TASK GOAL
Give again only the lines from the line that holds "What does this" to the end of the data, inclusive, omitting all pictures.

RAW RECORDS

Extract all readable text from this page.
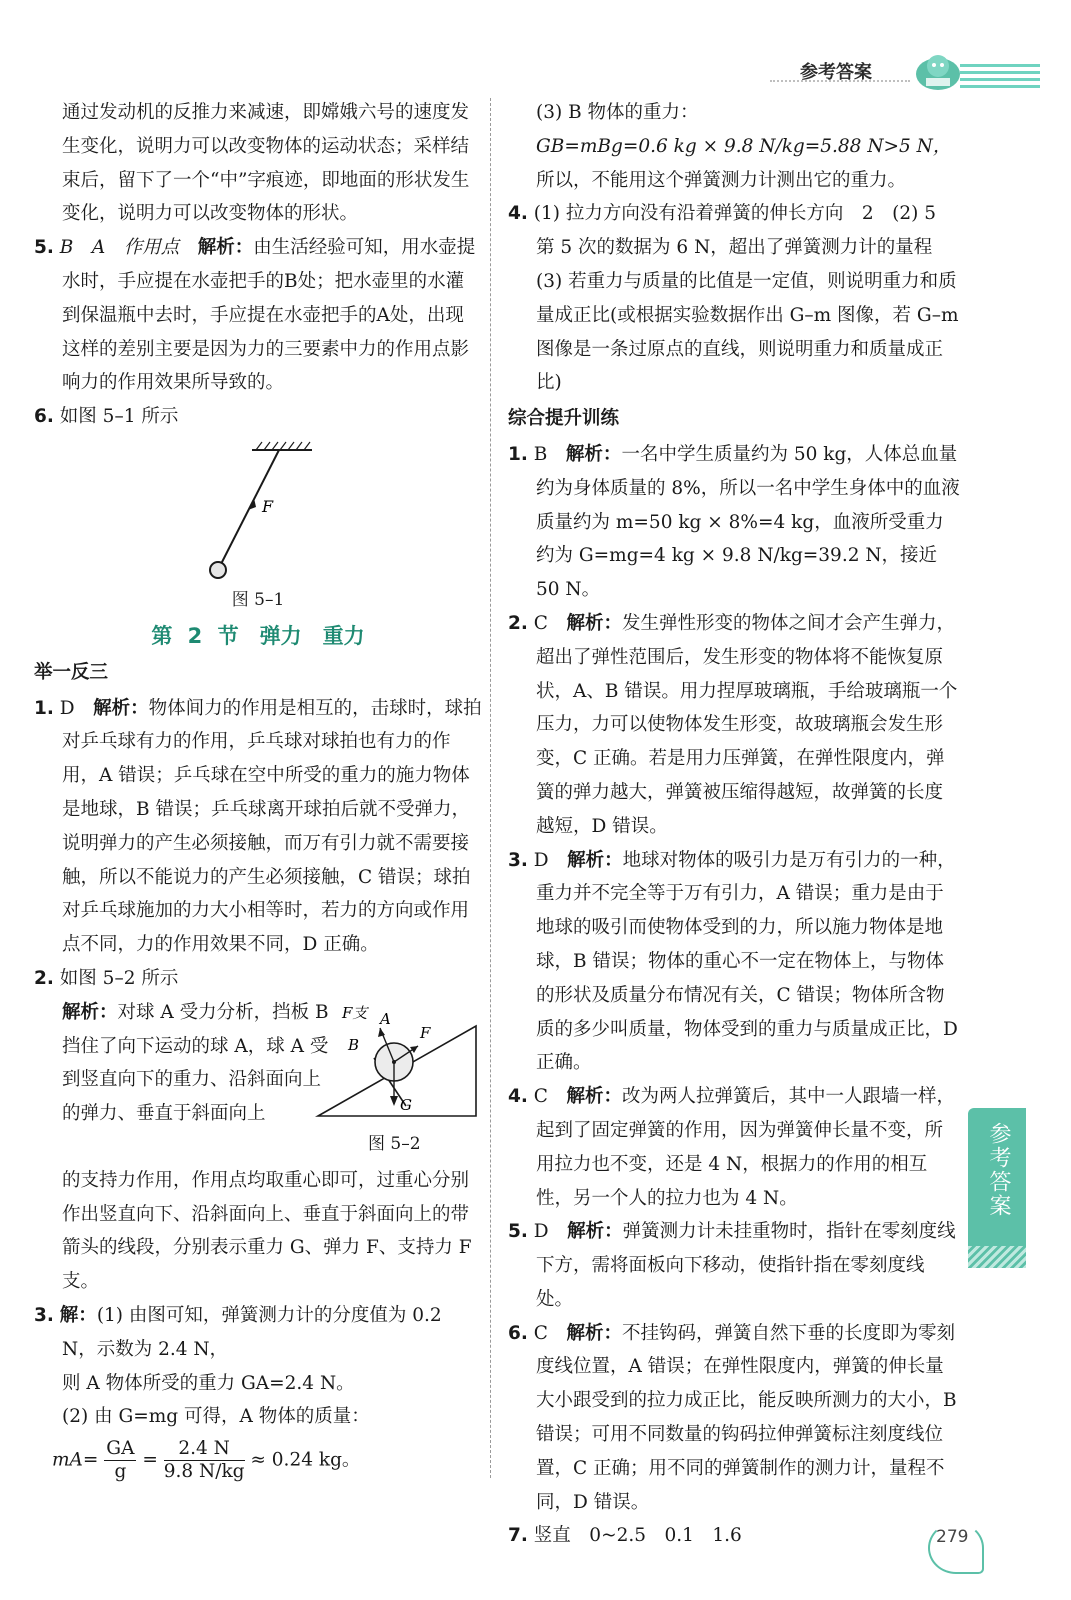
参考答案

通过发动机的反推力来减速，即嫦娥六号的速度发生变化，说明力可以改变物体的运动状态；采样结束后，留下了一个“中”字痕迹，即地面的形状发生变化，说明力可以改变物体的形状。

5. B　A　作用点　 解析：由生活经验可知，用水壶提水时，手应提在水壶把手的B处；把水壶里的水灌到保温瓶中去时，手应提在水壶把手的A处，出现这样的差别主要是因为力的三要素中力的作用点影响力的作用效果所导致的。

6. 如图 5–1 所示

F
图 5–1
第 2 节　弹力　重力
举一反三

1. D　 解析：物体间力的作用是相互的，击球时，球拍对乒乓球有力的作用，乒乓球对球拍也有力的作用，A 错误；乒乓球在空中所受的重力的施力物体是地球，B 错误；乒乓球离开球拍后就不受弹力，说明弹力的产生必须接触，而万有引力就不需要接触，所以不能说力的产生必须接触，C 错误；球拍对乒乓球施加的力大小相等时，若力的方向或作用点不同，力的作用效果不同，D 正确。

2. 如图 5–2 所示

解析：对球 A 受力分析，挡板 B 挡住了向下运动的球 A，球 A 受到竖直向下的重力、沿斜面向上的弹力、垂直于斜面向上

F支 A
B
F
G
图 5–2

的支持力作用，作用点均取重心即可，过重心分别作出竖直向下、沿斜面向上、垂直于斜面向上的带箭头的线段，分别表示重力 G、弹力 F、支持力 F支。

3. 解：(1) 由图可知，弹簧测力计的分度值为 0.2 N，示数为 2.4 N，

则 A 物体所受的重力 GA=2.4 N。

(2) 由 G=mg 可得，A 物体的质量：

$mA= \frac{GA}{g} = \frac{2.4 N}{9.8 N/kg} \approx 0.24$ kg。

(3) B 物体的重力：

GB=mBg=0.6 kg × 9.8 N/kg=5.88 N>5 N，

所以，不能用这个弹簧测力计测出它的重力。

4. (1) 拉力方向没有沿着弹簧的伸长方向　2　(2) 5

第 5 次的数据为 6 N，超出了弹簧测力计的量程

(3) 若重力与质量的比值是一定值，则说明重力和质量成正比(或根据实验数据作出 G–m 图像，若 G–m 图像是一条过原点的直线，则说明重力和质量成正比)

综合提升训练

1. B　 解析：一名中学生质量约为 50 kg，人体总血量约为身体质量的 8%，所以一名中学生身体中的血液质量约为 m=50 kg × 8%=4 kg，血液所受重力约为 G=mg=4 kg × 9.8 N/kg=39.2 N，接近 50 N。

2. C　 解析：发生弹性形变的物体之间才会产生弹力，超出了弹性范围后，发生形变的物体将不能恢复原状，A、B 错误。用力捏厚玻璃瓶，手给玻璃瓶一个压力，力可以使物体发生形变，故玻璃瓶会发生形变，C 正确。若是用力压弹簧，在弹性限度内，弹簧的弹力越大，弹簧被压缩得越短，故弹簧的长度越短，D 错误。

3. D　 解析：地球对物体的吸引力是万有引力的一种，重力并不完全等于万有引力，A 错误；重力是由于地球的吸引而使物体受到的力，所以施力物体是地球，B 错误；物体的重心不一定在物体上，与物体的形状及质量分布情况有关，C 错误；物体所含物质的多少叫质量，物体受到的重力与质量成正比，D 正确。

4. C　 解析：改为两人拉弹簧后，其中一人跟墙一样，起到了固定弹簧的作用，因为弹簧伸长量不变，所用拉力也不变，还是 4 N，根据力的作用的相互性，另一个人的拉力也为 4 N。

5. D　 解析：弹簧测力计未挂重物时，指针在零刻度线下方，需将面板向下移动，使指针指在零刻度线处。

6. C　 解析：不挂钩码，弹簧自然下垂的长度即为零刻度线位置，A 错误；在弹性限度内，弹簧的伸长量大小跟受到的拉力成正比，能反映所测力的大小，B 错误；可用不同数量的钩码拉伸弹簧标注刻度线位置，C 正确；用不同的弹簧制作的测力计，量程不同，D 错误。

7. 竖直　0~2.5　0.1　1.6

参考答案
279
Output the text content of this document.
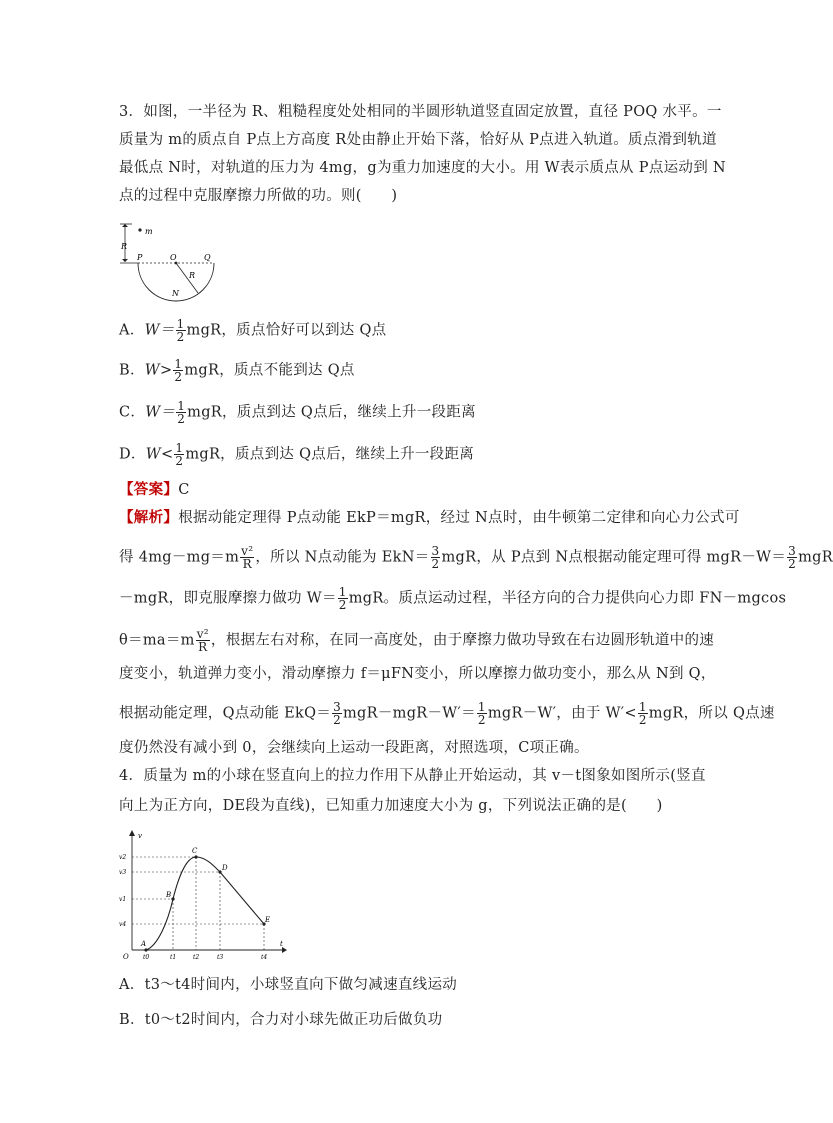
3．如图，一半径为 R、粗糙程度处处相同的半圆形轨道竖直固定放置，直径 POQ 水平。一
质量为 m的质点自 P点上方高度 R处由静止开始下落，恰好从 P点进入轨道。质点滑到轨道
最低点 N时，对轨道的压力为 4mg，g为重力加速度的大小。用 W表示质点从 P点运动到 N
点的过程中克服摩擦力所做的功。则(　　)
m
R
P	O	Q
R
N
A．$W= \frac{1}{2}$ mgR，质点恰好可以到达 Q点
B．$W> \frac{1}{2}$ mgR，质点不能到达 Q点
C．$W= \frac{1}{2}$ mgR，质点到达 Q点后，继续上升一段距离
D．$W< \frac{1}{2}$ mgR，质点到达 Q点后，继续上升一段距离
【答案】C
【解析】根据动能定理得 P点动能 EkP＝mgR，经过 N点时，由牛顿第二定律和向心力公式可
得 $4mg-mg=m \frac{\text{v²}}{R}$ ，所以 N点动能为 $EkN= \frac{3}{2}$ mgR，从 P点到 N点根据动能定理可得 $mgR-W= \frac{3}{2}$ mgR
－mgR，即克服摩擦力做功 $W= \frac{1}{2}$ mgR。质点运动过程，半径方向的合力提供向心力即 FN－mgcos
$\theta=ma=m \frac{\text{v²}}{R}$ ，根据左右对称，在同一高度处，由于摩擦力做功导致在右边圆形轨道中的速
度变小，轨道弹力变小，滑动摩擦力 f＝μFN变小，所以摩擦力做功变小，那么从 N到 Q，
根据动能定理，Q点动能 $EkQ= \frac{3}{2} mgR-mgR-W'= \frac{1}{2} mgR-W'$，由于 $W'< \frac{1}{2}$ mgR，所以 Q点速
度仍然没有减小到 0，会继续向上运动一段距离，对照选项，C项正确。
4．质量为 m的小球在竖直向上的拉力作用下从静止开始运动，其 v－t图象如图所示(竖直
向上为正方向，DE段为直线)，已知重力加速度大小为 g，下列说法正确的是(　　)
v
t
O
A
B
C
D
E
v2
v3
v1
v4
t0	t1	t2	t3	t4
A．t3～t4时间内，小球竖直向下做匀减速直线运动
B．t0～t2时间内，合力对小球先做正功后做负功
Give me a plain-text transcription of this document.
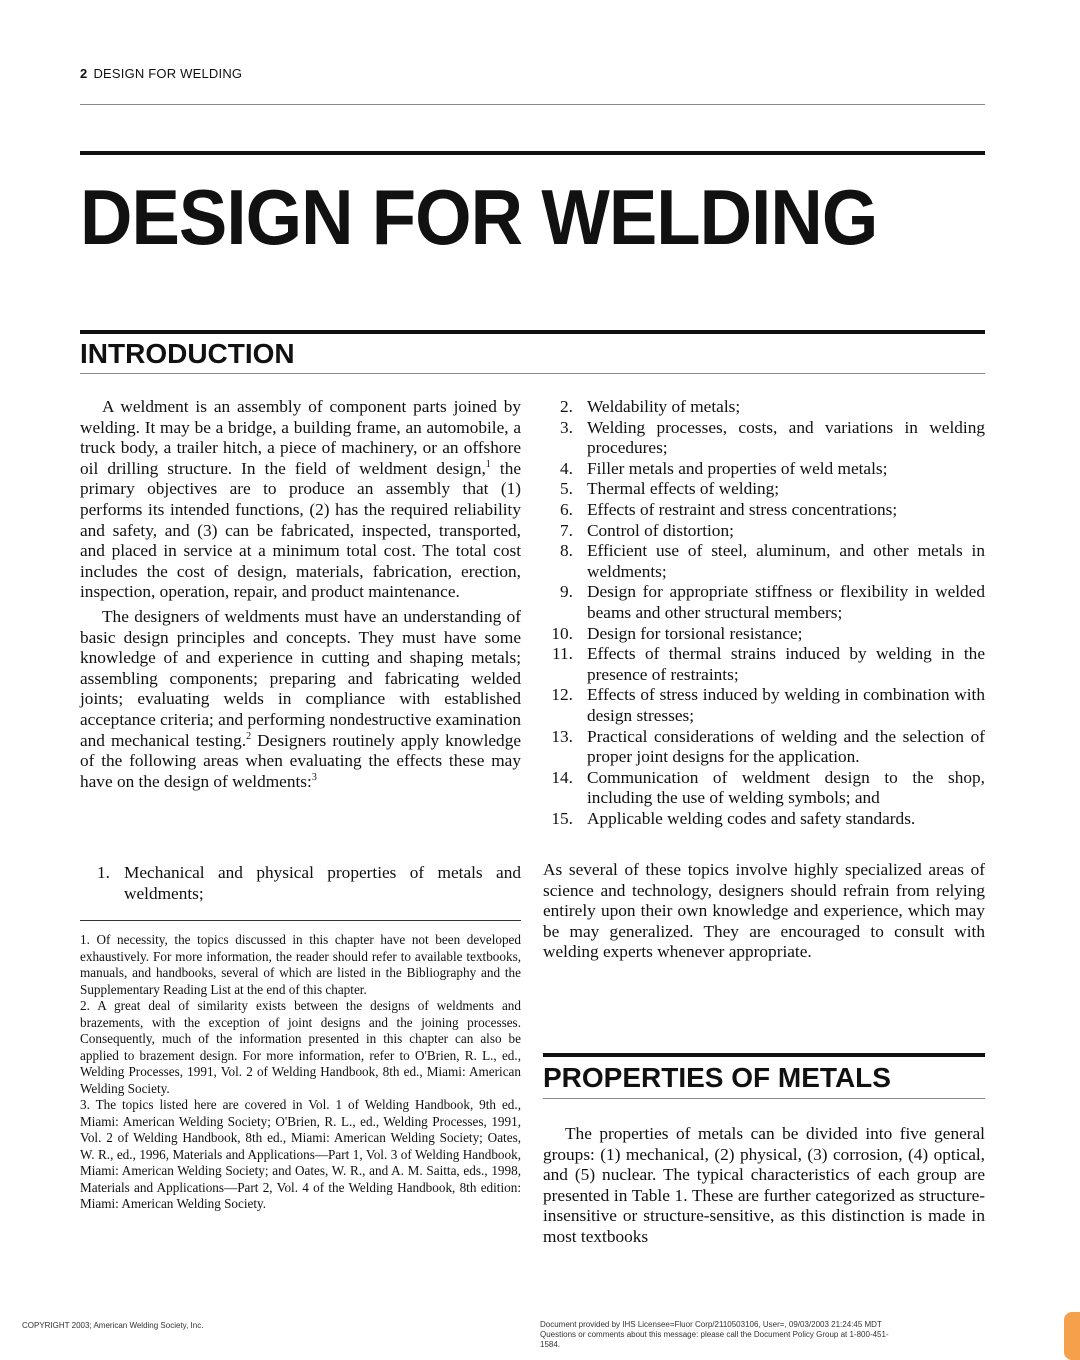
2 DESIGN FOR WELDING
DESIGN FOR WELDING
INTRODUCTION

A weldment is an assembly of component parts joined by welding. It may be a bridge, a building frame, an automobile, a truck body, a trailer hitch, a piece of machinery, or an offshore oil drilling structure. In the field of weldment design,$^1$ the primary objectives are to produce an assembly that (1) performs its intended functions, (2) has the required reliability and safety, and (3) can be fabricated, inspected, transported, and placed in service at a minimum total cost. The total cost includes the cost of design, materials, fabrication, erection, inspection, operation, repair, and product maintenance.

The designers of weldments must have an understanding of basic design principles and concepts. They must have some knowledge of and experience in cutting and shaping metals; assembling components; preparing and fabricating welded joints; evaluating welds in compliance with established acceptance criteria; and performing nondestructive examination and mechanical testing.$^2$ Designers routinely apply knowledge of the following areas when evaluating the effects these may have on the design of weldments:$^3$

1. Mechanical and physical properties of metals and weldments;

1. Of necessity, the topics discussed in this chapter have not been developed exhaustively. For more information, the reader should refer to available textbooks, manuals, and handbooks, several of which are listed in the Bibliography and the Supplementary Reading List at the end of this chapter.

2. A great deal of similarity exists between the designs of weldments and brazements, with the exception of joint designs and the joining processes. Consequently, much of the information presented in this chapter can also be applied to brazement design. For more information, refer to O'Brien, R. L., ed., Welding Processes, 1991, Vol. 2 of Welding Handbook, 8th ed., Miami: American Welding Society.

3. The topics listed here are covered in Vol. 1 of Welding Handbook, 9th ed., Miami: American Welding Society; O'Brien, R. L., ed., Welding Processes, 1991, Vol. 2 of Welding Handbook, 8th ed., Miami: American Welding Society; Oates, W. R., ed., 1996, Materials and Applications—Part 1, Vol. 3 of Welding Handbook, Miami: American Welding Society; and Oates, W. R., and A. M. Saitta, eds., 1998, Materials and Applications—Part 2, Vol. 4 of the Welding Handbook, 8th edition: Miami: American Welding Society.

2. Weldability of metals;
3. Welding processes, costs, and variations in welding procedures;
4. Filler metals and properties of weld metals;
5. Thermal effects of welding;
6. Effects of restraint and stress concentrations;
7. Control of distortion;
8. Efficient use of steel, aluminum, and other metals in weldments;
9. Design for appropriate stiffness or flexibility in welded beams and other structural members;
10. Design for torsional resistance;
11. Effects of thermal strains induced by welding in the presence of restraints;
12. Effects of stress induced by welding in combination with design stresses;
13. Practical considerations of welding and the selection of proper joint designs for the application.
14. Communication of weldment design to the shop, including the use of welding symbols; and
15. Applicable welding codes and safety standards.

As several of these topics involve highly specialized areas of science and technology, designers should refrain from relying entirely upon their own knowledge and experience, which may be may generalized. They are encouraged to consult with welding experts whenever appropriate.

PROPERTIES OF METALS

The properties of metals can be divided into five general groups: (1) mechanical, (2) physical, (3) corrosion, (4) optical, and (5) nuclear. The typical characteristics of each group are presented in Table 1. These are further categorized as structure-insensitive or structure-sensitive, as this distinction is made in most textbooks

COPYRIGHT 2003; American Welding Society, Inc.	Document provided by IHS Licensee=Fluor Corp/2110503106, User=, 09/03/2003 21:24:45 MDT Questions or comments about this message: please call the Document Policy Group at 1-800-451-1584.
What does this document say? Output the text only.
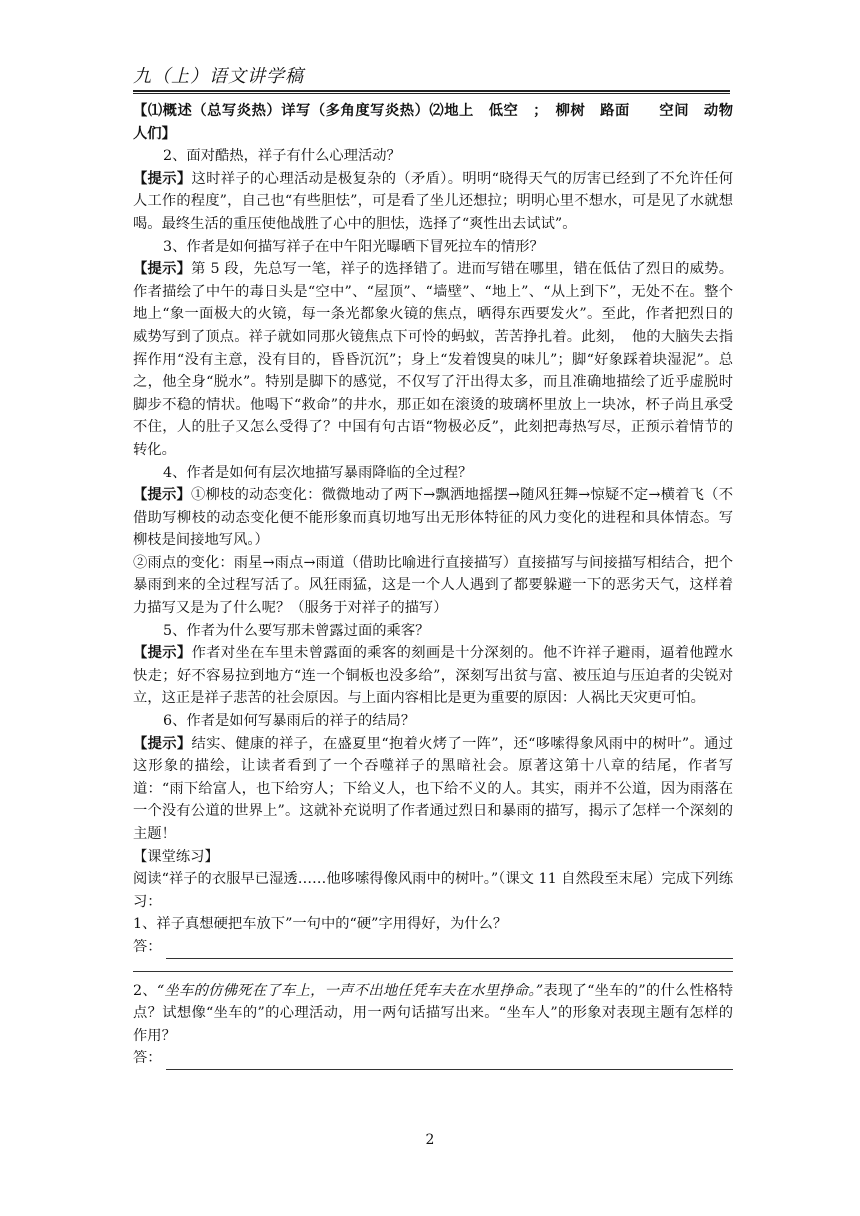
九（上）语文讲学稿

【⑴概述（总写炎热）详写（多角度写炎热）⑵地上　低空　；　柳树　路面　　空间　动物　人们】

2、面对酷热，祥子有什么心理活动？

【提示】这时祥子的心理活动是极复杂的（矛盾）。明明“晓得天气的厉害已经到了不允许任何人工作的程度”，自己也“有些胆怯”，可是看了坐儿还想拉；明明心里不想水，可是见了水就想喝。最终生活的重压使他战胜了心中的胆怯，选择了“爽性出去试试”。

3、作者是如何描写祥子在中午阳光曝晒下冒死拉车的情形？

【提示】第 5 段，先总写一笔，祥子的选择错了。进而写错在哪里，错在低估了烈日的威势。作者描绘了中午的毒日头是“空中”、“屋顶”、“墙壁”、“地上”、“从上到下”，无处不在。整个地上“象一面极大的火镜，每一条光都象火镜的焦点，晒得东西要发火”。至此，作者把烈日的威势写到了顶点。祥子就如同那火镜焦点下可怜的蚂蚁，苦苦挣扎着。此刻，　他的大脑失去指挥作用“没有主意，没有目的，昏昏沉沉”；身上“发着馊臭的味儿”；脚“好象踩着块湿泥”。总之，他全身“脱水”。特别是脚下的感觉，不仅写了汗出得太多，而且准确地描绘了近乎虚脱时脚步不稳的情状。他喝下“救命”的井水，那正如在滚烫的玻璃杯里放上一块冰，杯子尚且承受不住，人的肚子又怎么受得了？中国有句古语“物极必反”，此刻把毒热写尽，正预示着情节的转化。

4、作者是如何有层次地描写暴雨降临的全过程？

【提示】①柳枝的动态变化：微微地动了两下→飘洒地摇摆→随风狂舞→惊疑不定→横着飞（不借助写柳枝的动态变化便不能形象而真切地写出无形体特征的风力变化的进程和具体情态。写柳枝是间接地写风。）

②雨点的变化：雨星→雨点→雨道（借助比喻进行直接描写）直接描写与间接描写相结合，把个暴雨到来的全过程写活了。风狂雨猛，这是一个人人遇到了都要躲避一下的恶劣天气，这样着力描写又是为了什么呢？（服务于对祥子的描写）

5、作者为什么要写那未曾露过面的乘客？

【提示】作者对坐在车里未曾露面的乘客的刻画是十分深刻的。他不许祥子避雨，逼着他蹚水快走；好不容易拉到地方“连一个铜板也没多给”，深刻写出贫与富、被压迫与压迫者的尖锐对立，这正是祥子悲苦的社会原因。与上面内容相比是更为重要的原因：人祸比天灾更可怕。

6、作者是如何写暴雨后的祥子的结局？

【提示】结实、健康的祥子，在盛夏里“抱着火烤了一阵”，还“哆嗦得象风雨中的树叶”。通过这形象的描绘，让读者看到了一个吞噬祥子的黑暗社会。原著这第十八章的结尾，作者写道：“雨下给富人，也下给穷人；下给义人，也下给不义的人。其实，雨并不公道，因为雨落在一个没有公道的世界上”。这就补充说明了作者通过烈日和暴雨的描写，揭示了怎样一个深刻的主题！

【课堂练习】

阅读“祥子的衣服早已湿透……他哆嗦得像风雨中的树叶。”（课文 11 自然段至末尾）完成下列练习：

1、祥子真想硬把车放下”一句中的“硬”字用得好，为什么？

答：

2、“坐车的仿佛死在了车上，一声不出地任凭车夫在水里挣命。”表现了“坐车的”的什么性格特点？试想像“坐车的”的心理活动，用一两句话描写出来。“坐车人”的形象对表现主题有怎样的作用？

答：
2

RESPONSE TO THIS EXERCISE
What does this document say? Output the text only.
九（上）语文讲学稿

【⑴概述（总写炎热）详写（多角度写炎热）⑵地上　低空　；　柳树　路面　　空间　动物　人们】

2、面对酷热，祥子有什么心理活动？

【提示】这时祥子的心理活动是极复杂的（矛盾）。明明“晓得天气的厉害已经到了不允许任何人工作的程度”，自己也“有些胆怯”，可是看了坐儿还想拉；明明心里不想水，可是见了水就想喝。最终生活的重压使他战胜了心中的胆怯，选择了“爽性出去试试”。

3、作者是如何描写祥子在中午阳光曝晒下冒死拉车的情形？

【提示】第 5 段，先总写一笔，祥子的选择错了。进而写错在哪里，错在低估了烈日的威势。作者描绘了中午的毒日头是“空中”、“屋顶”、“墙壁”、“地上”、“从上到下”，无处不在。整个地上“象一面极大的火镜，每一条光都象火镜的焦点，晒得东西要发火”。至此，作者把烈日的威势写到了顶点。祥子就如同那火镜焦点下可怜的蚂蚁，苦苦挣扎着。此刻，　他的大脑失去指挥作用“没有主意，没有目的，昏昏沉沉”；身上“发着馊臭的味儿”；脚“好象踩着块湿泥”。总之，他全身“脱水”。特别是脚下的感觉，不仅写了汗出得太多，而且准确地描绘了近乎虚脱时脚步不稳的情状。他喝下“救命”的井水，那正如在滚烫的玻璃杯里放上一块冰，杯子尚且承受不住，人的肚子又怎么受得了？中国有句古语“物极必反”，此刻把毒热写尽，正预示着情节的转化。

4、作者是如何有层次地描写暴雨降临的全过程？

【提示】①柳枝的动态变化：微微地动了两下→飘洒地摇摆→随风狂舞→惊疑不定→横着飞（不借助写柳枝的动态变化便不能形象而真切地写出无形体特征的风力变化的进程和具体情态。写柳枝是间接地写风。）

②雨点的变化：雨星→雨点→雨道（借助比喻进行直接描写）直接描写与间接描写相结合，把个暴雨到来的全过程写活了。风狂雨猛，这是一个人人遇到了都要躲避一下的恶劣天气，这样着力描写又是为了什么呢？（服务于对祥子的描写）

5、作者为什么要写那未曾露过面的乘客？

【提示】作者对坐在车里未曾露面的乘客的刻画是十分深刻的。他不许祥子避雨，逼着他蹚水快走；好不容易拉到地方“连一个铜板也没多给”，深刻写出贫与富、被压迫与压迫者的尖锐对立，这正是祥子悲苦的社会原因。与上面内容相比是更为重要的原因：人祸比天灾更可怕。

6、作者是如何写暴雨后的祥子的结局？

【提示】结实、健康的祥子，在盛夏里“抱着火烤了一阵”，还“哆嗦得象风雨中的树叶”。通过这形象的描绘，让读者看到了一个吞噬祥子的黑暗社会。原著这第十八章的结尾，作者写道：“雨下给富人，也下给穷人；下给义人，也下给不义的人。其实，雨并不公道，因为雨落在一个没有公道的世界上”。这就补充说明了作者通过烈日和暴雨的描写，揭示了怎样一个深刻的主题！

【课堂练习】

阅读“祥子的衣服早已湿透……他哆嗦得像风雨中的树叶。”（课文 11 自然段至末尾）完成下列练习：

1、祥子真想硬把车放下”一句中的“硬”字用得好，为什么？

答：

2、“坐车的仿佛死在了车上，一声不出地任凭车夫在水里挣命。”表现了“坐车的”的什么性格特点？试想像“坐车的”的心理活动，用一两句话描写出来。“坐车人”的形象对表现主题有怎样的作用？

答：
2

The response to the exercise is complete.